**Stored rows**.
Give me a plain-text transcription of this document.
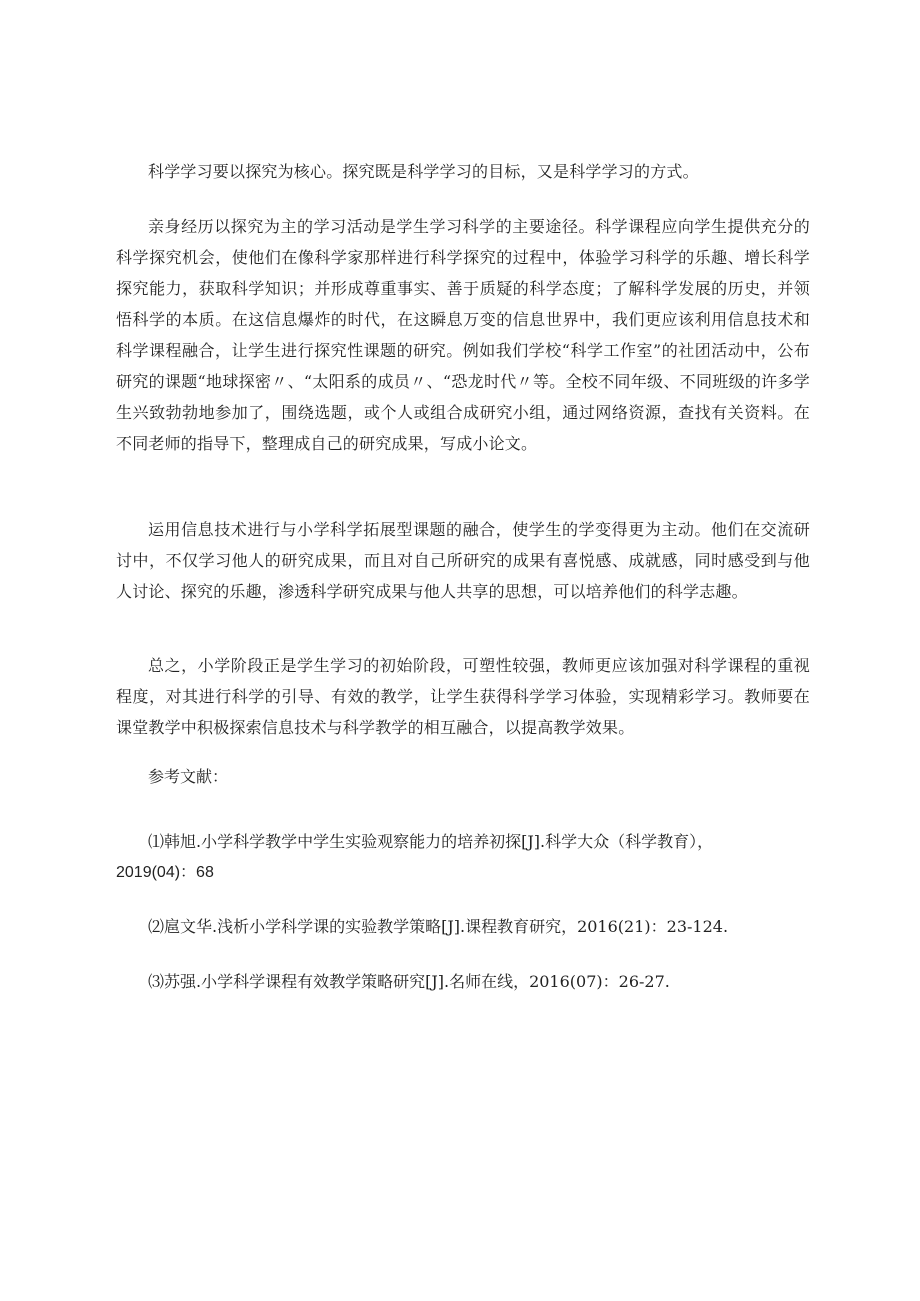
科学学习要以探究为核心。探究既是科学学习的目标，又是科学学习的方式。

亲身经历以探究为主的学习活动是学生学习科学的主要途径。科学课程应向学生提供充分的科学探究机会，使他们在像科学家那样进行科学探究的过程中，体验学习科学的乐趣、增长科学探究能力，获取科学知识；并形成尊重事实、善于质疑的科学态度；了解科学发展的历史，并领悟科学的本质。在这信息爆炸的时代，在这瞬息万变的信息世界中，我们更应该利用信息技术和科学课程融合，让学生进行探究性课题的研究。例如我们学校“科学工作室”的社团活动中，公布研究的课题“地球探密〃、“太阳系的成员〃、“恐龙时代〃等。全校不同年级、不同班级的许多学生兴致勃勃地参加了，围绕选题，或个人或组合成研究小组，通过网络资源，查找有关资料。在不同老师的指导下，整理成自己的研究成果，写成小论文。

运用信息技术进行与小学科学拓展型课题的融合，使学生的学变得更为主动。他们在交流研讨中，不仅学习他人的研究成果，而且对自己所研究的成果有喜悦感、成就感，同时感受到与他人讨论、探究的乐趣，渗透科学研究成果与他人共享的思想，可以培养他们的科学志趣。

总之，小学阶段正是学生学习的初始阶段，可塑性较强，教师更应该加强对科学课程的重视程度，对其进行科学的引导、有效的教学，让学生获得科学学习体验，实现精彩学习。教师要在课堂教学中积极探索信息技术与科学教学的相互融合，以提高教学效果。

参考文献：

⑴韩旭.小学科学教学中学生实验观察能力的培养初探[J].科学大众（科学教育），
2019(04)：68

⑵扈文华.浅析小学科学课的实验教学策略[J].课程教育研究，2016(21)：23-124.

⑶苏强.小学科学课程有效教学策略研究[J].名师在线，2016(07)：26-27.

==

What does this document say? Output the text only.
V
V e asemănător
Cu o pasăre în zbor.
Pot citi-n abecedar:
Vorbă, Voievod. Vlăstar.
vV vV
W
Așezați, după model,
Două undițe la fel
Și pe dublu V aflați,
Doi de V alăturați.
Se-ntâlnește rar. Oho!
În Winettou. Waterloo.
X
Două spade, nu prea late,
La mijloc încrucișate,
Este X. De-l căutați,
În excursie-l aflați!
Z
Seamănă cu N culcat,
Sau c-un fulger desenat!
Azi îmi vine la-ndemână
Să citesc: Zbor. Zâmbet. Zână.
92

**Task description**. Where a line contains the string "document", extract that line.

**Exercise result**.
Give me a plain-text transcription of this document.
What does this document say? Output the text only.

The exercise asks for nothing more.